--- Problems to work on ---
1. In the thread on thawing meat, roughly how long per pound should a whole turkey be expected to take to thaw in cold water?
2. List every thawing-time estimate in the thread on thawing meat, each with the package size or food it applies to.

--- Text shown ---
[START]

The bag should be submerged in cold tap water, changing the water every 30 minutes so it continues to thaw. Small packages of meat, poultry or seafood — about a pound — may thaw in an hour or less. A 3-to 4-pound package may take 2 to 3 hours. For whole turkeys, estimate about 30 minutes per pound. If thawed completely, the food must be cooked immediately. 

Foods thawed by the cold water method should be cooked before refreezing."_

http://www.fsis.usda.gov/Fact_Sheets/Big_Thaw/#2


~Martin


----------



## whittling chip (May 4, 2012)

Excellent! Thanks DigginDog. I'll toss it back in the frig in the a.m. and start the method of thawing you described.

_" If thawed completely, the food must be cooked immediately"_

I can time it so I can immediately put it on the smoker.

It's a timing thing!

Thanks so much,

WC


----------



## smoke king (May 4, 2012)

WC,

You can start the thawing process by using the method suggested by Digg, but put it in your fridge all night.  When you wake up there will likely be some ice in the water since the cold transferred from the butt to the water.  Just change the water and then follow Digg's method.  You total time thawing tomorrow will be less.


----------



## chef jimmyj (May 4, 2012)

Take it one step further...Have Cold water slowly Running into the container and overflowing into your sink...The continuous Convection will speed the thawing process...JJ


----------

[END]

--- Data extract ---
[START]

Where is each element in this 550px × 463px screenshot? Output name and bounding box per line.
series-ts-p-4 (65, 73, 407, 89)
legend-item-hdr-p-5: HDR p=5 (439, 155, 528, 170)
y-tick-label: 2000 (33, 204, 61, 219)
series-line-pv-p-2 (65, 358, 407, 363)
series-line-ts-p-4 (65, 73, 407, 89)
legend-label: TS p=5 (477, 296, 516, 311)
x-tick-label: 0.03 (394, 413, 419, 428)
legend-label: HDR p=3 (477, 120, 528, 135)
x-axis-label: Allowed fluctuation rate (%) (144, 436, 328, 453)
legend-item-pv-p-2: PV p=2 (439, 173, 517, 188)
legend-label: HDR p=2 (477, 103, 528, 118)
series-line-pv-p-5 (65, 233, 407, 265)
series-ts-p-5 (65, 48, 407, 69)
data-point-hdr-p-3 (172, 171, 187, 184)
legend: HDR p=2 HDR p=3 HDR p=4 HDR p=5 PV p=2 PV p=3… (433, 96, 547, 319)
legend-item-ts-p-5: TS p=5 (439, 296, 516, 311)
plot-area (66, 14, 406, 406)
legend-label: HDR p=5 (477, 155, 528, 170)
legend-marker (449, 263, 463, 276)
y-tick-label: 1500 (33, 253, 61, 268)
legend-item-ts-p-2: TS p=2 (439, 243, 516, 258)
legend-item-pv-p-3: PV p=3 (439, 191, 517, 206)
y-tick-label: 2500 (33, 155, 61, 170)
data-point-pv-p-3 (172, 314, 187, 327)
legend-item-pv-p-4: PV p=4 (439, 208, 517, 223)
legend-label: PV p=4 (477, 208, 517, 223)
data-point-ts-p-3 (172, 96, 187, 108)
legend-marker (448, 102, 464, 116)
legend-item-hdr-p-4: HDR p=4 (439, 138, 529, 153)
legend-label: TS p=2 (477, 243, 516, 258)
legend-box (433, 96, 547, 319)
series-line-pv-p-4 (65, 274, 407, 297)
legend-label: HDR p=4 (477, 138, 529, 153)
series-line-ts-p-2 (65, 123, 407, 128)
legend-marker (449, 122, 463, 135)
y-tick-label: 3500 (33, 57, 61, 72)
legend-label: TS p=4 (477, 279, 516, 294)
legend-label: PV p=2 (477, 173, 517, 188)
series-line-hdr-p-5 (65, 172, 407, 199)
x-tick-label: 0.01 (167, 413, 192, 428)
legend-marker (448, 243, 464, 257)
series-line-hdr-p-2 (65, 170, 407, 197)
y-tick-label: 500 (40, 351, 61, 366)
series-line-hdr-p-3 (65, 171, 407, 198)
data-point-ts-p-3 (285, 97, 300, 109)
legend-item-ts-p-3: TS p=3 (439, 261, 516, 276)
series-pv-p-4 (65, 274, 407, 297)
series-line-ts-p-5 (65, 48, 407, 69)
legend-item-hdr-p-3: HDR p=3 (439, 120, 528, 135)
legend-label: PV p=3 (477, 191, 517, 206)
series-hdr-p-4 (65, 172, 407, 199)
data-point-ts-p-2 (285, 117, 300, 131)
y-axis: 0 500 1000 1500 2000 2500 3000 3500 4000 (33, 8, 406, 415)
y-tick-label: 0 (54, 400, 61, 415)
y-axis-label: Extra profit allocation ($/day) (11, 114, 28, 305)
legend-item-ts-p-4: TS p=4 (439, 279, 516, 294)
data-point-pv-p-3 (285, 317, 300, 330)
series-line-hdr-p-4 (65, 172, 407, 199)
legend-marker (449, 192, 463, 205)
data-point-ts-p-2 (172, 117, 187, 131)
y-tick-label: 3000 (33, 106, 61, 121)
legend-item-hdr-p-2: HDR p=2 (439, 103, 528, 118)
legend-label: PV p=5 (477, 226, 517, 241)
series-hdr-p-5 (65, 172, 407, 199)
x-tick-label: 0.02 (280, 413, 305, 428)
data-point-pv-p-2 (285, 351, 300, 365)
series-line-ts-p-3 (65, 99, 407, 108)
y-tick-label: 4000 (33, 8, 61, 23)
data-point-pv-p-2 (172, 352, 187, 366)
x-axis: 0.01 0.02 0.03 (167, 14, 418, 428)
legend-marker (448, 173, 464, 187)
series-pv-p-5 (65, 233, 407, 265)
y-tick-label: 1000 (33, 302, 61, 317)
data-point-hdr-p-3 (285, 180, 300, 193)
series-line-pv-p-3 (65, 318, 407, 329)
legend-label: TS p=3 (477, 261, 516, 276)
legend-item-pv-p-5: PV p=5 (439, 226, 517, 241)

[END]

--- Expected answers ---
1. About 30 minutes per pound.

2.
- Small packages of meat, poultry or seafood (about a pound): an hour or less
- A 3- to 4-pound package: 2 to 3 hours
- Whole turkeys: about 30 minutes per pound